------ Dataset content
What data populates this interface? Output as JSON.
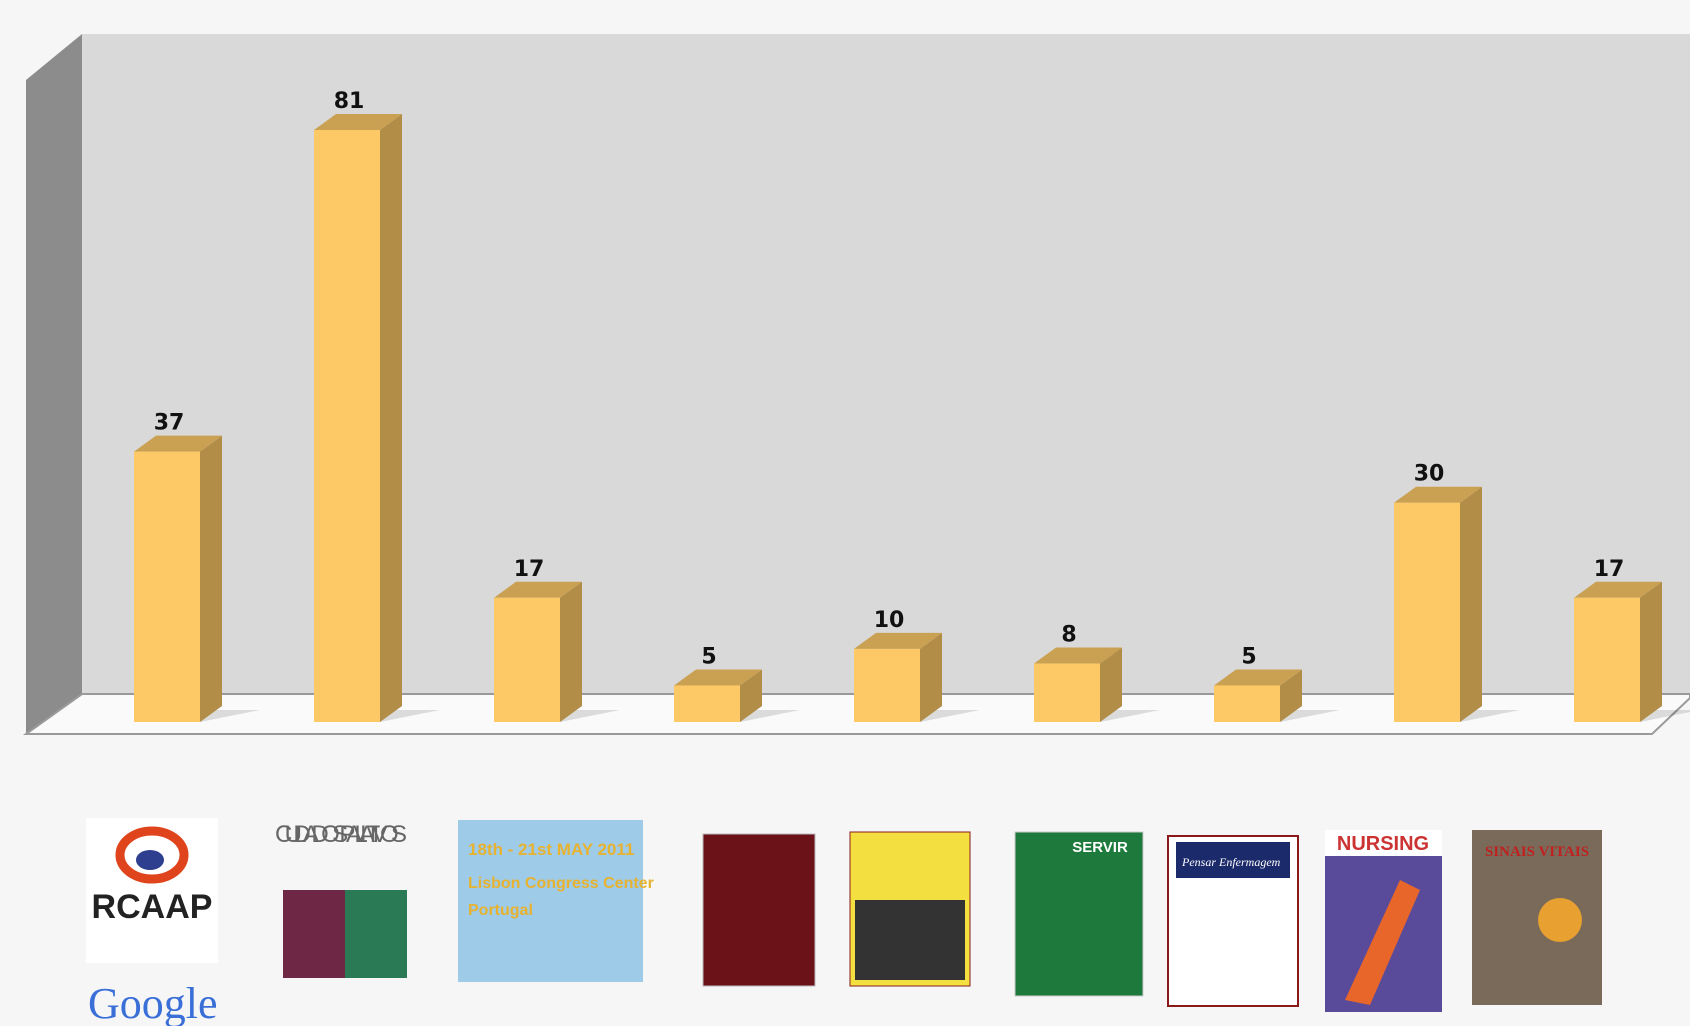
{
  "chart_data": {
    "type": "bar",
    "categories": [
      null,
      null,
      null,
      null,
      null,
      null,
      null,
      null,
      null
    ],
    "values": [
      37,
      81,
      17,
      5,
      10,
      8,
      5,
      30,
      17
    ],
    "color": "#fdc966"
  },
  "logos": [
    "RCAAP",
    "Google",
    "CUIDADOS PALIATIVOS",
    "18th - 21st MAY 2011",
    "Lisbon Congress Center",
    "Portugal",
    "SERVIR",
    "Pensar Enfermagem",
    "NURSING",
    "SINAIS VITAIS"
  ]
}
------------
Give every line back word for word and leave the pictures out.

What data populates this interface? Output as JSON.
{
  "chart_data": {
    "type": "bar",
    "categories": [
      null,
      null,
      null,
      null,
      null,
      null,
      null,
      null,
      null
    ],
    "values": [
      37,
      81,
      17,
      5,
      10,
      8,
      5,
      30,
      17
    ],
    "color": "#fdc966"
  },
  "logos": [
    "RCAAP",
    "Google",
    "CUIDADOS PALIATIVOS",
    "18th - 21st MAY 2011",
    "Lisbon Congress Center",
    "Portugal",
    "SERVIR",
    "Pensar Enfermagem",
    "NURSING",
    "SINAIS VITAIS"
  ]
}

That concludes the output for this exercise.